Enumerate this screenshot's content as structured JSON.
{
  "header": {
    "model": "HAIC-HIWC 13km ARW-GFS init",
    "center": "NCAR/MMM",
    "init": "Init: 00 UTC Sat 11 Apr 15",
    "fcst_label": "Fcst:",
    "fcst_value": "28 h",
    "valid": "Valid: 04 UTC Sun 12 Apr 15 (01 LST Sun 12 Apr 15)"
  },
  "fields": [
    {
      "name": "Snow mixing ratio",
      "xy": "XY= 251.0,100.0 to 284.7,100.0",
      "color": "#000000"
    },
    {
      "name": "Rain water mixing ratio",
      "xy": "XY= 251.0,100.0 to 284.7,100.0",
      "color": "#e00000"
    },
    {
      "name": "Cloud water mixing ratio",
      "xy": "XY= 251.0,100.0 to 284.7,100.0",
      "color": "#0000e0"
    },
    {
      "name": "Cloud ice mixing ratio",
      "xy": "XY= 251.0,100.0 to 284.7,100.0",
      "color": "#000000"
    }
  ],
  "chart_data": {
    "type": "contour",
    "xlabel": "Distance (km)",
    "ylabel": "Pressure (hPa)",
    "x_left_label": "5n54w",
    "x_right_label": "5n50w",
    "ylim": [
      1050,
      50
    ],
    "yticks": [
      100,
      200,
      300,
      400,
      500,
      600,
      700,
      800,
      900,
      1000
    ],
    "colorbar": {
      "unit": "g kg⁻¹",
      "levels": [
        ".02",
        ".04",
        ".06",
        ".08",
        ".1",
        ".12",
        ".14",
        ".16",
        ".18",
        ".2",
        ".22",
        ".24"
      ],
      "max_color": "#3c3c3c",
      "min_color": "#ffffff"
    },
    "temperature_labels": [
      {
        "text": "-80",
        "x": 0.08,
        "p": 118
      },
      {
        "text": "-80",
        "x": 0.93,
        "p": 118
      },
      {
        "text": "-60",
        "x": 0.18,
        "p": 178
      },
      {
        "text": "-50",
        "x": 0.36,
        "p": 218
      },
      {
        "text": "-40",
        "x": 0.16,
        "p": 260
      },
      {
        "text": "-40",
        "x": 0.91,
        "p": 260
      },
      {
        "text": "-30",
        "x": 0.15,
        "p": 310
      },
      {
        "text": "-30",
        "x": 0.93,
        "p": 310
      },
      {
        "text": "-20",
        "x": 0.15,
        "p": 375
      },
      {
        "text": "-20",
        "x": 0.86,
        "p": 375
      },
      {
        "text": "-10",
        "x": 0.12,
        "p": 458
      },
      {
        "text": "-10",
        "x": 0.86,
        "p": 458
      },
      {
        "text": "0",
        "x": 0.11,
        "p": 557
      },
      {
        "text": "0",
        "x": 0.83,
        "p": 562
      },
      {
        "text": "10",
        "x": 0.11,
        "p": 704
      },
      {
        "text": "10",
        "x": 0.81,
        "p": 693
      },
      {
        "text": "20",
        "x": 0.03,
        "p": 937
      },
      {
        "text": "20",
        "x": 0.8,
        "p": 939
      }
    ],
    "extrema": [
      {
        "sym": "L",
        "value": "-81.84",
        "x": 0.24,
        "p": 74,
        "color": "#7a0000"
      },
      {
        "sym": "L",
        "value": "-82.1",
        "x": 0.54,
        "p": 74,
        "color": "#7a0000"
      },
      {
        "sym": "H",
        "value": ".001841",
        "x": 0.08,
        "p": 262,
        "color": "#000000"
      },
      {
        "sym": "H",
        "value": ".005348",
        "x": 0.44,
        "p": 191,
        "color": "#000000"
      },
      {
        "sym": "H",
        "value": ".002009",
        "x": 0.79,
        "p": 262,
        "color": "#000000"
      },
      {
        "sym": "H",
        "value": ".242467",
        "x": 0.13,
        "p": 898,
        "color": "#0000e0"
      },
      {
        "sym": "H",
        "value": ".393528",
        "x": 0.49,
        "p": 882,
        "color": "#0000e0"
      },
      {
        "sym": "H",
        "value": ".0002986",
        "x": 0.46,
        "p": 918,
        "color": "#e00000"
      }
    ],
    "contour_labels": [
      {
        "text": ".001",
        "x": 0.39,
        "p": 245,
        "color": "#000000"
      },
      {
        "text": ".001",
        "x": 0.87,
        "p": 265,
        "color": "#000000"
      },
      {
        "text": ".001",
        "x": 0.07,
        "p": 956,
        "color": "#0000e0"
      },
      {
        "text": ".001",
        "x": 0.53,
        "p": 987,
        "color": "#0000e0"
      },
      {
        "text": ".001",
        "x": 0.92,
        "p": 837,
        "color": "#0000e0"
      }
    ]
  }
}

==============================

* AIM
Retype the entries exactly, including every line.

* SOLUTION FOR THIS PROBLEM
Enumerate this screenshot's content as structured JSON.
{
  "header": {
    "model": "HAIC-HIWC 13km ARW-GFS init",
    "center": "NCAR/MMM",
    "init": "Init: 00 UTC Sat 11 Apr 15",
    "fcst_label": "Fcst:",
    "fcst_value": "28 h",
    "valid": "Valid: 04 UTC Sun 12 Apr 15 (01 LST Sun 12 Apr 15)"
  },
  "fields": [
    {
      "name": "Snow mixing ratio",
      "xy": "XY= 251.0,100.0 to 284.7,100.0",
      "color": "#000000"
    },
    {
      "name": "Rain water mixing ratio",
      "xy": "XY= 251.0,100.0 to 284.7,100.0",
      "color": "#e00000"
    },
    {
      "name": "Cloud water mixing ratio",
      "xy": "XY= 251.0,100.0 to 284.7,100.0",
      "color": "#0000e0"
    },
    {
      "name": "Cloud ice mixing ratio",
      "xy": "XY= 251.0,100.0 to 284.7,100.0",
      "color": "#000000"
    }
  ],
  "chart_data": {
    "type": "contour",
    "xlabel": "Distance (km)",
    "ylabel": "Pressure (hPa)",
    "x_left_label": "5n54w",
    "x_right_label": "5n50w",
    "ylim": [
      1050,
      50
    ],
    "yticks": [
      100,
      200,
      300,
      400,
      500,
      600,
      700,
      800,
      900,
      1000
    ],
    "colorbar": {
      "unit": "g kg⁻¹",
      "levels": [
        ".02",
        ".04",
        ".06",
        ".08",
        ".1",
        ".12",
        ".14",
        ".16",
        ".18",
        ".2",
        ".22",
        ".24"
      ],
      "max_color": "#3c3c3c",
      "min_color": "#ffffff"
    },
    "temperature_labels": [
      {
        "text": "-80",
        "x": 0.08,
        "p": 118
      },
      {
        "text": "-80",
        "x": 0.93,
        "p": 118
      },
      {
        "text": "-60",
        "x": 0.18,
        "p": 178
      },
      {
        "text": "-50",
        "x": 0.36,
        "p": 218
      },
      {
        "text": "-40",
        "x": 0.16,
        "p": 260
      },
      {
        "text": "-40",
        "x": 0.91,
        "p": 260
      },
      {
        "text": "-30",
        "x": 0.15,
        "p": 310
      },
      {
        "text": "-30",
        "x": 0.93,
        "p": 310
      },
      {
        "text": "-20",
        "x": 0.15,
        "p": 375
      },
      {
        "text": "-20",
        "x": 0.86,
        "p": 375
      },
      {
        "text": "-10",
        "x": 0.12,
        "p": 458
      },
      {
        "text": "-10",
        "x": 0.86,
        "p": 458
      },
      {
        "text": "0",
        "x": 0.11,
        "p": 557
      },
      {
        "text": "0",
        "x": 0.83,
        "p": 562
      },
      {
        "text": "10",
        "x": 0.11,
        "p": 704
      },
      {
        "text": "10",
        "x": 0.81,
        "p": 693
      },
      {
        "text": "20",
        "x": 0.03,
        "p": 937
      },
      {
        "text": "20",
        "x": 0.8,
        "p": 939
      }
    ],
    "extrema": [
      {
        "sym": "L",
        "value": "-81.84",
        "x": 0.24,
        "p": 74,
        "color": "#7a0000"
      },
      {
        "sym": "L",
        "value": "-82.1",
        "x": 0.54,
        "p": 74,
        "color": "#7a0000"
      },
      {
        "sym": "H",
        "value": ".001841",
        "x": 0.08,
        "p": 262,
        "color": "#000000"
      },
      {
        "sym": "H",
        "value": ".005348",
        "x": 0.44,
        "p": 191,
        "color": "#000000"
      },
      {
        "sym": "H",
        "value": ".002009",
        "x": 0.79,
        "p": 262,
        "color": "#000000"
      },
      {
        "sym": "H",
        "value": ".242467",
        "x": 0.13,
        "p": 898,
        "color": "#0000e0"
      },
      {
        "sym": "H",
        "value": ".393528",
        "x": 0.49,
        "p": 882,
        "color": "#0000e0"
      },
      {
        "sym": "H",
        "value": ".0002986",
        "x": 0.46,
        "p": 918,
        "color": "#e00000"
      }
    ],
    "contour_labels": [
      {
        "text": ".001",
        "x": 0.39,
        "p": 245,
        "color": "#000000"
      },
      {
        "text": ".001",
        "x": 0.87,
        "p": 265,
        "color": "#000000"
      },
      {
        "text": ".001",
        "x": 0.07,
        "p": 956,
        "color": "#0000e0"
      },
      {
        "text": ".001",
        "x": 0.53,
        "p": 987,
        "color": "#0000e0"
      },
      {
        "text": ".001",
        "x": 0.92,
        "p": 837,
        "color": "#0000e0"
      }
    ]
  }
}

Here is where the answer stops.